Record set:
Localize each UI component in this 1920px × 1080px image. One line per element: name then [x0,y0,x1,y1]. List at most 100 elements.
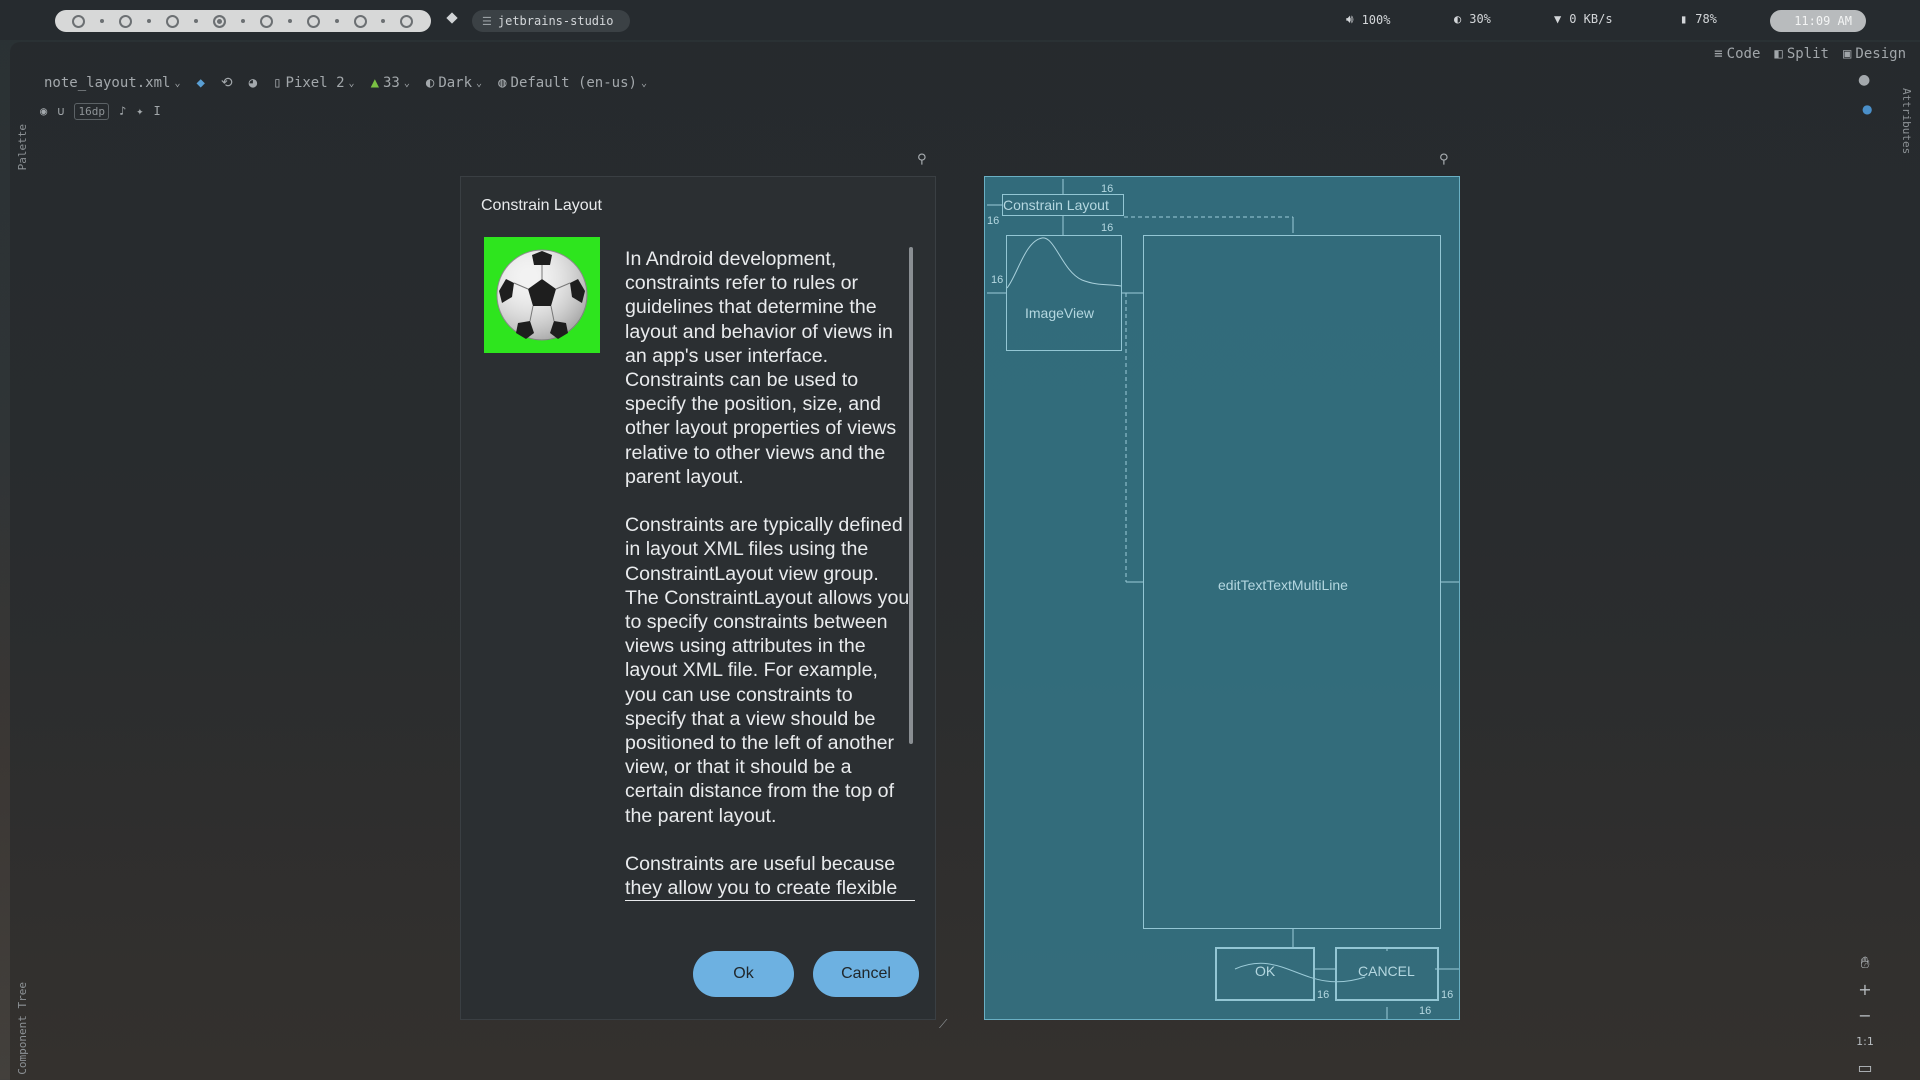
body-paragraph-3: Constraints are useful because they allo… [625,852,915,902]
warning-icon[interactable]: ● [1858,72,1870,88]
file-name: note_layout.xml [44,75,171,91]
view-mode-switcher: ≡ Code ◧ Split ▣ Design [1714,46,1906,62]
view-mode-code[interactable]: ≡ Code [1714,46,1760,62]
pan-hand-icon[interactable]: ✋︎ [1852,950,1878,976]
blueprint-title-label: Constrain Layout [1003,197,1109,213]
chevron-down-icon: ⌄ [476,77,483,89]
active-window-title[interactable]: ☰ jetbrains-studio [472,10,630,32]
margin-label: 16 [1441,989,1454,1001]
blueprint-edittext-label: editTextTextMultiLine [1218,577,1348,593]
workspace-2[interactable] [119,14,133,28]
soccer-ball-icon [496,249,588,341]
api-level: 33 [383,75,400,91]
clock[interactable]: 11:09 AM [1770,10,1866,32]
workspace-separator [240,19,245,23]
zoom-in-button[interactable]: + [1852,976,1878,1002]
margin-label: 16 [987,215,1000,227]
text-scrollbar[interactable] [909,247,913,744]
clock-time: 11:09 AM [1794,14,1852,28]
volume-indicator[interactable]: 🔊︎ 100% [1346,12,1390,27]
file-selector[interactable]: note_layout.xml ⌄ [44,75,180,91]
pin-icon[interactable]: ⚲ [917,152,927,167]
workspace-4-active[interactable] [212,14,226,28]
speaker-icon: 🔊︎ [1346,12,1354,26]
workspace-5[interactable] [259,14,273,28]
blueprint-imageview[interactable] [1006,235,1122,351]
view-mode-design[interactable]: ▣ Design [1843,46,1906,62]
view-mode-design-label: Design [1855,46,1906,62]
margin-label: 16 [1101,183,1114,195]
ok-button[interactable]: Ok [693,951,794,997]
window-title-text: jetbrains-studio [497,14,614,28]
left-tool-strip: Palette Component Tree [10,82,34,1080]
component-tree-tab[interactable]: Component Tree [16,982,29,1075]
design-preview[interactable]: Constrain Layout In Android development,… [460,176,947,1031]
workspace-separator [147,19,152,23]
magnet-icon[interactable]: ∪ [57,104,64,118]
magic-wand-icon[interactable]: ✦ [136,104,143,118]
device-selector[interactable]: ▯ Pixel 2 ⌄ [273,75,354,91]
constraint-toolbar: ◉ ∪ 16dp ♪ ✦ I [40,100,161,122]
orientation-icon[interactable]: ⟲ [221,75,233,91]
baseline-icon[interactable]: I [153,104,160,118]
resize-handle-icon[interactable]: ⟋ [939,1017,947,1032]
phone-icon: ▯ [273,75,282,91]
body-text-scroll[interactable]: In Android development, constraints refe… [625,247,915,912]
image-icon: ▣ [1842,46,1852,62]
palette-tab[interactable]: Palette [16,124,29,170]
workspace-separator [287,19,292,23]
zoom-reset-button[interactable]: 1:1 [1852,1028,1878,1054]
chevron-down-icon: ⌄ [348,77,355,89]
workspace-8[interactable] [400,14,414,28]
workspace-7[interactable] [353,14,367,28]
battery-indicator[interactable]: ▮ 78% [1680,12,1717,26]
preview-title: Constrain Layout [481,197,602,214]
api-level-selector[interactable]: ▲ 33 ⌄ [371,75,410,91]
fit-screen-icon[interactable]: ▭ [1852,1054,1878,1080]
blueprint-ok-label: OK [1255,963,1276,979]
workspace-1[interactable] [72,14,86,28]
attributes-tab[interactable]: Attributes [1900,88,1913,154]
margin-label: 16 [991,274,1004,286]
view-mode-code-label: Code [1726,46,1761,62]
globe-icon: ◍ [498,75,507,91]
help-icon[interactable]: ● [1862,102,1872,116]
blueprint-imageview-label: ImageView [1025,305,1095,321]
mountain-icon [1007,237,1121,289]
hamburger-icon: ☰ [482,14,492,28]
clear-constraints-icon[interactable]: ♪ [119,104,126,118]
layers-icon[interactable]: ◆ [196,75,204,91]
theme-selector[interactable]: ◐ Dark ⌄ [426,75,482,91]
diamond-icon [446,12,458,24]
workspace-6[interactable] [306,14,320,28]
default-margin-badge[interactable]: 16dp [74,102,109,120]
system-top-bar: ☰ jetbrains-studio 🔊︎ 100% ◐ 30% ▼ 0 KB/… [0,0,1920,40]
workspace-switcher[interactable] [55,10,431,32]
workspace-separator [100,19,105,23]
night-mode-icon[interactable]: ◕ [249,75,257,91]
margin-label: 16 [1101,222,1114,234]
locale-selector[interactable]: ◍ Default (en-us) ⌄ [498,75,647,91]
android-icon: ▲ [370,75,379,91]
blueprint-cancel-label: CANCEL [1358,963,1415,979]
blueprint-view[interactable]: Constrain Layout 16 16 16 ImageView 16 e… [984,176,1460,1020]
cancel-button[interactable]: Cancel [813,951,919,997]
battery-icon: ▮ [1680,12,1688,26]
brightness-indicator[interactable]: ◐ 30% [1454,12,1491,26]
chevron-down-icon: ⌄ [640,77,647,89]
wifi-icon: ▼ [1554,12,1562,26]
view-mode-split[interactable]: ◧ Split [1774,46,1829,62]
network-value: 0 KB/s [1569,12,1613,26]
design-toolbar: note_layout.xml ⌄ ◆ ⟲ ◕ ▯ Pixel 2 ⌄ ▲ 33… [44,72,647,94]
eye-icon[interactable]: ◉ [40,104,47,118]
brightness-value: 30% [1469,12,1491,26]
theme-name: Dark [438,75,473,91]
pin-icon[interactable]: ⚲ [1439,152,1449,167]
body-paragraph-2: Constraints are typically defined in lay… [625,514,910,827]
zoom-out-button[interactable]: − [1852,1002,1878,1028]
zoom-controls: ✋︎ + − 1:1 ▭ [1852,950,1878,1080]
workspace-3[interactable] [166,14,180,28]
battery-value: 78% [1695,12,1717,26]
network-indicator[interactable]: ▼ 0 KB/s [1554,12,1613,26]
workspace-separator [381,19,386,23]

What needs to be done: Switch every "workspace-separator" in the records to "workspace-divider" and write the lines out again with nothing else changed. Omit the pictures.

Completed task:
Localize each UI component in this 1920px × 1080px image. One line per element: name then [x0,y0,x1,y1]. List at most 100 elements.
body-paragraph-3: Constraints are useful because they allo… [625,852,915,902]
warning-icon[interactable]: ● [1858,72,1870,88]
file-name: note_layout.xml [44,75,171,91]
view-mode-switcher: ≡ Code ◧ Split ▣ Design [1714,46,1906,62]
view-mode-code[interactable]: ≡ Code [1714,46,1760,62]
pan-hand-icon[interactable]: ✋︎ [1852,950,1878,976]
blueprint-title-label: Constrain Layout [1003,197,1109,213]
chevron-down-icon: ⌄ [476,77,483,89]
active-window-title[interactable]: ☰ jetbrains-studio [472,10,630,32]
margin-label: 16 [1441,989,1454,1001]
blueprint-edittext-label: editTextTextMultiLine [1218,577,1348,593]
workspace-2[interactable] [119,14,133,28]
soccer-ball-icon [496,249,588,341]
api-level: 33 [383,75,400,91]
clock[interactable]: 11:09 AM [1770,10,1866,32]
workspace-divider [240,19,245,23]
zoom-in-button[interactable]: + [1852,976,1878,1002]
margin-label: 16 [987,215,1000,227]
text-scrollbar[interactable] [909,247,913,744]
clock-time: 11:09 AM [1794,14,1852,28]
volume-indicator[interactable]: 🔊︎ 100% [1346,12,1390,27]
file-selector[interactable]: note_layout.xml ⌄ [44,75,180,91]
pin-icon[interactable]: ⚲ [917,152,927,167]
workspace-4-active[interactable] [212,14,226,28]
speaker-icon: 🔊︎ [1346,12,1354,26]
workspace-5[interactable] [259,14,273,28]
blueprint-imageview[interactable] [1006,235,1122,351]
view-mode-design[interactable]: ▣ Design [1843,46,1906,62]
view-mode-design-label: Design [1855,46,1906,62]
margin-label: 16 [1101,183,1114,195]
ok-button[interactable]: Ok [693,951,794,997]
window-title-text: jetbrains-studio [497,14,614,28]
left-tool-strip: Palette Component Tree [10,82,34,1080]
component-tree-tab[interactable]: Component Tree [16,982,29,1075]
design-preview[interactable]: Constrain Layout In Android development,… [460,176,947,1031]
workspace-divider [147,19,152,23]
magnet-icon[interactable]: ∪ [57,104,64,118]
magic-wand-icon[interactable]: ✦ [136,104,143,118]
device-selector[interactable]: ▯ Pixel 2 ⌄ [273,75,354,91]
constraint-toolbar: ◉ ∪ 16dp ♪ ✦ I [40,100,161,122]
orientation-icon[interactable]: ⟲ [221,75,233,91]
baseline-icon[interactable]: I [153,104,160,118]
resize-handle-icon[interactable]: ⟋ [939,1017,947,1032]
phone-icon: ▯ [273,75,282,91]
body-text-scroll[interactable]: In Android development, constraints refe… [625,247,915,912]
image-icon: ▣ [1842,46,1852,62]
palette-tab[interactable]: Palette [16,124,29,170]
workspace-divider [287,19,292,23]
zoom-reset-button[interactable]: 1:1 [1852,1028,1878,1054]
chevron-down-icon: ⌄ [348,77,355,89]
workspace-8[interactable] [400,14,414,28]
workspace-7[interactable] [353,14,367,28]
battery-indicator[interactable]: ▮ 78% [1680,12,1717,26]
preview-title: Constrain Layout [481,197,602,214]
api-level-selector[interactable]: ▲ 33 ⌄ [371,75,410,91]
fit-screen-icon[interactable]: ▭ [1852,1054,1878,1080]
blueprint-ok-label: OK [1255,963,1276,979]
workspace-1[interactable] [72,14,86,28]
attributes-tab[interactable]: Attributes [1900,88,1913,154]
margin-label: 16 [991,274,1004,286]
view-mode-code-label: Code [1726,46,1761,62]
globe-icon: ◍ [498,75,507,91]
help-icon[interactable]: ● [1862,102,1872,116]
blueprint-imageview-label: ImageView [1025,305,1095,321]
mountain-icon [1007,237,1121,289]
hamburger-icon: ☰ [482,14,492,28]
clear-constraints-icon[interactable]: ♪ [119,104,126,118]
layers-icon[interactable]: ◆ [196,75,204,91]
theme-selector[interactable]: ◐ Dark ⌄ [426,75,482,91]
diamond-icon [446,12,458,24]
workspace-6[interactable] [306,14,320,28]
default-margin-badge[interactable]: 16dp [74,102,109,120]
system-top-bar: ☰ jetbrains-studio 🔊︎ 100% ◐ 30% ▼ 0 KB/… [0,0,1920,40]
workspace-switcher[interactable] [55,10,431,32]
workspace-divider [100,19,105,23]
night-mode-icon[interactable]: ◕ [249,75,257,91]
margin-label: 16 [1101,222,1114,234]
locale-selector[interactable]: ◍ Default (en-us) ⌄ [498,75,647,91]
android-icon: ▲ [370,75,379,91]
blueprint-cancel-label: CANCEL [1358,963,1415,979]
blueprint-view[interactable]: Constrain Layout 16 16 16 ImageView 16 e… [984,176,1460,1020]
cancel-button[interactable]: Cancel [813,951,919,997]
battery-icon: ▮ [1680,12,1688,26]
brightness-indicator[interactable]: ◐ 30% [1454,12,1491,26]
chevron-down-icon: ⌄ [640,77,647,89]
wifi-icon: ▼ [1554,12,1562,26]
view-mode-split[interactable]: ◧ Split [1774,46,1829,62]
network-value: 0 KB/s [1569,12,1613,26]
design-toolbar: note_layout.xml ⌄ ◆ ⟲ ◕ ▯ Pixel 2 ⌄ ▲ 33… [44,72,647,94]
eye-icon[interactable]: ◉ [40,104,47,118]
brightness-value: 30% [1469,12,1491,26]
theme-name: Dark [438,75,473,91]
pin-icon[interactable]: ⚲ [1439,152,1449,167]
body-paragraph-2: Constraints are typically defined in lay… [625,514,910,827]
zoom-out-button[interactable]: − [1852,1002,1878,1028]
zoom-controls: ✋︎ + − 1:1 ▭ [1852,950,1878,1080]
workspace-3[interactable] [166,14,180,28]
battery-value: 78% [1695,12,1717,26]
network-indicator[interactable]: ▼ 0 KB/s [1554,12,1613,26]
workspace-divider [381,19,386,23]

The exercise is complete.